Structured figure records
▼

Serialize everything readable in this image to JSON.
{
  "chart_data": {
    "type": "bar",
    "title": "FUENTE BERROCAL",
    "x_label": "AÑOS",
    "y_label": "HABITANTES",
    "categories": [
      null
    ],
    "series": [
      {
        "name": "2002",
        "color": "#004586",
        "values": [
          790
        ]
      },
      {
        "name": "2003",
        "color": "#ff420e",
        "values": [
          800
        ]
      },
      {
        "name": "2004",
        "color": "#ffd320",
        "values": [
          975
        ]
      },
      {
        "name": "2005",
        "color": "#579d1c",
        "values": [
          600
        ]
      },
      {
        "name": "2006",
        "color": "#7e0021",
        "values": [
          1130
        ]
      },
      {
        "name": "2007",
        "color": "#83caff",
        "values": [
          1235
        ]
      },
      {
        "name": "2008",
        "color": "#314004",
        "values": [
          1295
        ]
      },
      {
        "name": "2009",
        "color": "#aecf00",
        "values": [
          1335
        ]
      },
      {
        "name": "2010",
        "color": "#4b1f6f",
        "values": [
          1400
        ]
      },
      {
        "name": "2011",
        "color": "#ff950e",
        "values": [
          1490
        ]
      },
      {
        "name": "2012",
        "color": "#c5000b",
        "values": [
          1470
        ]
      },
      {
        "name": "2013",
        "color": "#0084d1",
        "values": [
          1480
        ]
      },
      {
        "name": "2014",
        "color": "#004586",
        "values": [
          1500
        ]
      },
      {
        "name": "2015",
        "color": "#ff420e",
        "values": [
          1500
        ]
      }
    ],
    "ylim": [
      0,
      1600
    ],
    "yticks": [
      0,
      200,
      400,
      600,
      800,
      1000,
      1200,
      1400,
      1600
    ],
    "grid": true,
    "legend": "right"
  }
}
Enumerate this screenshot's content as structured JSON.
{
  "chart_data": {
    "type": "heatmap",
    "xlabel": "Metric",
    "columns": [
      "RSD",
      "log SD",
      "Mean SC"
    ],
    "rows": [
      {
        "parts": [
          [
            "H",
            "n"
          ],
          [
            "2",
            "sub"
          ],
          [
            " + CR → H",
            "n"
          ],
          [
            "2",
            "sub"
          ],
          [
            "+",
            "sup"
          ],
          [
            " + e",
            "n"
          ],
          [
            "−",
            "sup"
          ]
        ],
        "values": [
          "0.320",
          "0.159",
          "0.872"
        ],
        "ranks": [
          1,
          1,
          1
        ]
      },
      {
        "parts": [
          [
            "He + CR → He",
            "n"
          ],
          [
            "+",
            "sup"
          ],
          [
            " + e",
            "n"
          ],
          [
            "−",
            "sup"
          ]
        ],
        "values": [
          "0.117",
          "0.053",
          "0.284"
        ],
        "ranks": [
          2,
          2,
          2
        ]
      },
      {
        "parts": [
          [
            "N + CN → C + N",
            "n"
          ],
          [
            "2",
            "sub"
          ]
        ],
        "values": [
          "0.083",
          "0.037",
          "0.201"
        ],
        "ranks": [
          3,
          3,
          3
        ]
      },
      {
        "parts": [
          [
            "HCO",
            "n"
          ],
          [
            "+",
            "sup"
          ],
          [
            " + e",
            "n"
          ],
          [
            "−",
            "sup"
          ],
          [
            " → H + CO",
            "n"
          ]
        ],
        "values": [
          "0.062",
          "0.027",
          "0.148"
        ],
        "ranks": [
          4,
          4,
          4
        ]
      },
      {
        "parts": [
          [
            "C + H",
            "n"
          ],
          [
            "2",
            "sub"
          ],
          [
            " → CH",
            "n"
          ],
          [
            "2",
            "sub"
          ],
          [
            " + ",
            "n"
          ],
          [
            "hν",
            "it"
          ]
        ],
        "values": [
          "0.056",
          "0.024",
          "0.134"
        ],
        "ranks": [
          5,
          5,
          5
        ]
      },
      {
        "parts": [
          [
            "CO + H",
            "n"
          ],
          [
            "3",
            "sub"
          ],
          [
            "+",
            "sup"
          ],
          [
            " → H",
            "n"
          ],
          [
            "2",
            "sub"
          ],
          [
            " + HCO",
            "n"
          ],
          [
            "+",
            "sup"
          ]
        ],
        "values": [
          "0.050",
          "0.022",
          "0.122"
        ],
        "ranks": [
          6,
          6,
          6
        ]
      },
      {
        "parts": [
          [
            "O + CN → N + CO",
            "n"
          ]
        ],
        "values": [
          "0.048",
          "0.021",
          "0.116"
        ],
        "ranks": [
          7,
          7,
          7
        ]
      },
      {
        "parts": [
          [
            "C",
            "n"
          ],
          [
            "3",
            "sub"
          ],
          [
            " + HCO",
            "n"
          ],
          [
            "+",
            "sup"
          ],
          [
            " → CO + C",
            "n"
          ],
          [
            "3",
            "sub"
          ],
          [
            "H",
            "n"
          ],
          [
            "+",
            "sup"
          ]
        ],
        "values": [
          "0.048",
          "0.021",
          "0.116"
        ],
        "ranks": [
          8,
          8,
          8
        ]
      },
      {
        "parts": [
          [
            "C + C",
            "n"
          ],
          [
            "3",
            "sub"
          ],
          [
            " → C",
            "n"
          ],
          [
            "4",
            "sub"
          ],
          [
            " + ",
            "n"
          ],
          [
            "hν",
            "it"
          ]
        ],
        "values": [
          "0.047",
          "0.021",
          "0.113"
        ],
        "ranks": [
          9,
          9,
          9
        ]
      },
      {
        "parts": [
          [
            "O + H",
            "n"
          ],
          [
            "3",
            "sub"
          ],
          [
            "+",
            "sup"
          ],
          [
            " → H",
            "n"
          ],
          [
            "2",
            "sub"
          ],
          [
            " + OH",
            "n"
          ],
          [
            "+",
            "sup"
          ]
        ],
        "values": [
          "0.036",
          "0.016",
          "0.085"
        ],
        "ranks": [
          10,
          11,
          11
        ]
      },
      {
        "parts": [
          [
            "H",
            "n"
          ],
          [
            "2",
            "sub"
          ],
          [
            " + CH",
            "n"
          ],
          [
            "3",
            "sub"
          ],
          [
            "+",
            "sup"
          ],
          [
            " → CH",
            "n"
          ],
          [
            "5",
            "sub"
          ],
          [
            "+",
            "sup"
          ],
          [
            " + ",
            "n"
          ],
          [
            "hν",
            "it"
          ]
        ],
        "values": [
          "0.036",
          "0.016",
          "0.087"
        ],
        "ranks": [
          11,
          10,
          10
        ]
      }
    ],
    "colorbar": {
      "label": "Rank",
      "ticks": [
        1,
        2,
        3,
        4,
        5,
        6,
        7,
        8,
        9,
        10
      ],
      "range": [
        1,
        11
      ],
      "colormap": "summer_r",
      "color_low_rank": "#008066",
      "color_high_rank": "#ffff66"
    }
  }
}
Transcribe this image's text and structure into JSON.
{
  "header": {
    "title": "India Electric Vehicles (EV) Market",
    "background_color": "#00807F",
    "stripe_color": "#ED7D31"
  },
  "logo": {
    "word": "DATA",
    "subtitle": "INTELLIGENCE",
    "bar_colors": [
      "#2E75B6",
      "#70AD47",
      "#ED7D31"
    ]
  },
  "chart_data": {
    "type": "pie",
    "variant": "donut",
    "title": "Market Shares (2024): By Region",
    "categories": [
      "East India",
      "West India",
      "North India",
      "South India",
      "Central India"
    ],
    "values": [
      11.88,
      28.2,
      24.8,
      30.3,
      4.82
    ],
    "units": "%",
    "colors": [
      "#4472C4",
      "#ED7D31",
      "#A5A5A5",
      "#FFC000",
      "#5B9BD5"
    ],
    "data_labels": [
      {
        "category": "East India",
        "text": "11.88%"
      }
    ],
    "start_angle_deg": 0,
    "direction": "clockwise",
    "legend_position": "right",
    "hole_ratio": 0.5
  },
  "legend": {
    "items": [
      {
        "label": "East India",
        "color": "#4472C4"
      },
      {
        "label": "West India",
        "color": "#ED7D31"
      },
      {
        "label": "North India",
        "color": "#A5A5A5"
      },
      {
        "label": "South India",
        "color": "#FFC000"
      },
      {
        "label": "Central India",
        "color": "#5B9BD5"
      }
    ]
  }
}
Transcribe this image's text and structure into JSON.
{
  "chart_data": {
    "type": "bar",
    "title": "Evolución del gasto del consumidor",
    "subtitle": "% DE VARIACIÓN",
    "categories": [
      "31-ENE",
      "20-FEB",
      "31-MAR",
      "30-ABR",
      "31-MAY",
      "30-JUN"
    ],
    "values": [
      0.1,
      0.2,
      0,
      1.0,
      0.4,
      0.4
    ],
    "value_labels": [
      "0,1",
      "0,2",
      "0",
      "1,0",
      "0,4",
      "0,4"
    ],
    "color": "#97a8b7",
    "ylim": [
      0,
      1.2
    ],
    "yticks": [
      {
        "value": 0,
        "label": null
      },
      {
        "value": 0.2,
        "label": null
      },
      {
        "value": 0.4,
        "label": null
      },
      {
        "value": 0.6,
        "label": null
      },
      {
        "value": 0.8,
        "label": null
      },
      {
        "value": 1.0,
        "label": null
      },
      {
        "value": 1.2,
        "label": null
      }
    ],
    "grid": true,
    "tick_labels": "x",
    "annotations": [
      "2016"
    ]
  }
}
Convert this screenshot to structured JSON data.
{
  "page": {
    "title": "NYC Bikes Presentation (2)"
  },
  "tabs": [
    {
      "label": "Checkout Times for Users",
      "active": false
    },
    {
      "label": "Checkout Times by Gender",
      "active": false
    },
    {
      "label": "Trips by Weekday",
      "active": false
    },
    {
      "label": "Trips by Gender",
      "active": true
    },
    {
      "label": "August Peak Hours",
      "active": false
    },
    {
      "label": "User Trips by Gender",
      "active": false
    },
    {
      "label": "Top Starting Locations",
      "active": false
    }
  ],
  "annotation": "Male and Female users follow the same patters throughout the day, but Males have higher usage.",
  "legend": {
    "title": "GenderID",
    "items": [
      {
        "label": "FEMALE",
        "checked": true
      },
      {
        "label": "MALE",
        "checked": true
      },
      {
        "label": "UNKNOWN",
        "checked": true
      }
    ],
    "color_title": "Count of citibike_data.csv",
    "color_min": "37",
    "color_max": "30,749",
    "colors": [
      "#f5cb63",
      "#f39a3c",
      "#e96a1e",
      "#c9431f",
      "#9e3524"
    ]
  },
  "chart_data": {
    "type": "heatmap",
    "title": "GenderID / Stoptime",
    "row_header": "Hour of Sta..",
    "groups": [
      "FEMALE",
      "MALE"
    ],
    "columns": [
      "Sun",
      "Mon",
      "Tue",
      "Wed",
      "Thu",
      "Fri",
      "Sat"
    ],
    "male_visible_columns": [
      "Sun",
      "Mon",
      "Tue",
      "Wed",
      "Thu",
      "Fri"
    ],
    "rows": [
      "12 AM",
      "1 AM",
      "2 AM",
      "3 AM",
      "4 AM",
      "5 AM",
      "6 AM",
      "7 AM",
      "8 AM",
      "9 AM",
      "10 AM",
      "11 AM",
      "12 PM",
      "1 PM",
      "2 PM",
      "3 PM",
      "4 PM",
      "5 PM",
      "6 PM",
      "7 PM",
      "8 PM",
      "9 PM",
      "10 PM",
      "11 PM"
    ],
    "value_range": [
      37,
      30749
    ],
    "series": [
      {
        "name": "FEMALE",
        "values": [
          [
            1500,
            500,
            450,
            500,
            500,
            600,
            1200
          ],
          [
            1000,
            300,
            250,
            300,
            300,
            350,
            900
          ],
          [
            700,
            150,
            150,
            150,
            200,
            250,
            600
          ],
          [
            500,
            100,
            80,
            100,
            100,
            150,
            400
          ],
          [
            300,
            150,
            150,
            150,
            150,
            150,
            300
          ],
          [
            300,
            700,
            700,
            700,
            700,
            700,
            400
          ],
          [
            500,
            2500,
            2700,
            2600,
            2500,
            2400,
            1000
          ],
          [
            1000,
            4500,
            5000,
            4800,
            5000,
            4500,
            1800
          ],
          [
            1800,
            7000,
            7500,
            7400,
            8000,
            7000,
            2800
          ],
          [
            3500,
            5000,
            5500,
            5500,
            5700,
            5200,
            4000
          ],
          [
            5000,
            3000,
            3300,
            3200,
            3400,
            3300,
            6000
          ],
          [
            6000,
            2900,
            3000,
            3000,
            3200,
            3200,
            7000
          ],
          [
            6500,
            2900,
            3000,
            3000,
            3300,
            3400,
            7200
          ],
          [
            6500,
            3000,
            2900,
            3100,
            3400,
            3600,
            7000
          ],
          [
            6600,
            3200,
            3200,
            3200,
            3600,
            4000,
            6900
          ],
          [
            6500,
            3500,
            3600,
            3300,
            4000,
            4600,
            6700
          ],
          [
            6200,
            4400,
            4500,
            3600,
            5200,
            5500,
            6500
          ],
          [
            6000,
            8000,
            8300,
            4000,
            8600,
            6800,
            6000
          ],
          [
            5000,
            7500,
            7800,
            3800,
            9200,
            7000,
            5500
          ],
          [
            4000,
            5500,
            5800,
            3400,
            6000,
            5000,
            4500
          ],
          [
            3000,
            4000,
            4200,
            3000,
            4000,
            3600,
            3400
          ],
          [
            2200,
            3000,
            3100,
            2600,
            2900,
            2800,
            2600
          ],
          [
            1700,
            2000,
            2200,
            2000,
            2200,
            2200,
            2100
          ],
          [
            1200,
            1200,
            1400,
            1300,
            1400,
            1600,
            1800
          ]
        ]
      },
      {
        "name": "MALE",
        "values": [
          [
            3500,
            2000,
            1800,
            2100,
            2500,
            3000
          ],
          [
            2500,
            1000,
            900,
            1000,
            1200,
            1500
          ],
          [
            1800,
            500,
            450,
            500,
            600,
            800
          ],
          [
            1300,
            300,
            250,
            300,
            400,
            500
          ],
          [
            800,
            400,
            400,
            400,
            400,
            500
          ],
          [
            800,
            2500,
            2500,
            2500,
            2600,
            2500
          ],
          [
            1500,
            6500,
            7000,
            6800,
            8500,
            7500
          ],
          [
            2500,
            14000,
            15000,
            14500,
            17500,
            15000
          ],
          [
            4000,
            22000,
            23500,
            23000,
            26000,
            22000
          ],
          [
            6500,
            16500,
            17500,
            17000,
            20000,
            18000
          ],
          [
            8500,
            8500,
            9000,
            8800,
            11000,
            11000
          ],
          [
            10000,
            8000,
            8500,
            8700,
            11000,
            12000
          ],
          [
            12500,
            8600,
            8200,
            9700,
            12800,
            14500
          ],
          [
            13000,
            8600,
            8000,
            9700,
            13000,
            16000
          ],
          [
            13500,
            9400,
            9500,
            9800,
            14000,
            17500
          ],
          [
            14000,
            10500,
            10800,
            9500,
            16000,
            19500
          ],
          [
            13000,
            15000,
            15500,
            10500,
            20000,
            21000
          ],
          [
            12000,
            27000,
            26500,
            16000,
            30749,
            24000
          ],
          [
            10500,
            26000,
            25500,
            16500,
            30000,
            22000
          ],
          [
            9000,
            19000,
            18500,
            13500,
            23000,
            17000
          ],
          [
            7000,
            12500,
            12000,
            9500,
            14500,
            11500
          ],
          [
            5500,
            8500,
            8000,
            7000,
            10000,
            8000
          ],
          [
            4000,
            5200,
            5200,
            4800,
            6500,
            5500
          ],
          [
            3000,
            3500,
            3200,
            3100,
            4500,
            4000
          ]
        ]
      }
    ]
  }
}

▲

### WORK TO DO:
In the records above, collect each line with "subtitle".

### FINAL RESULT:
    "subtitle": "INTELLIGENCE",
    "subtitle": "% DE VARIACIÓN",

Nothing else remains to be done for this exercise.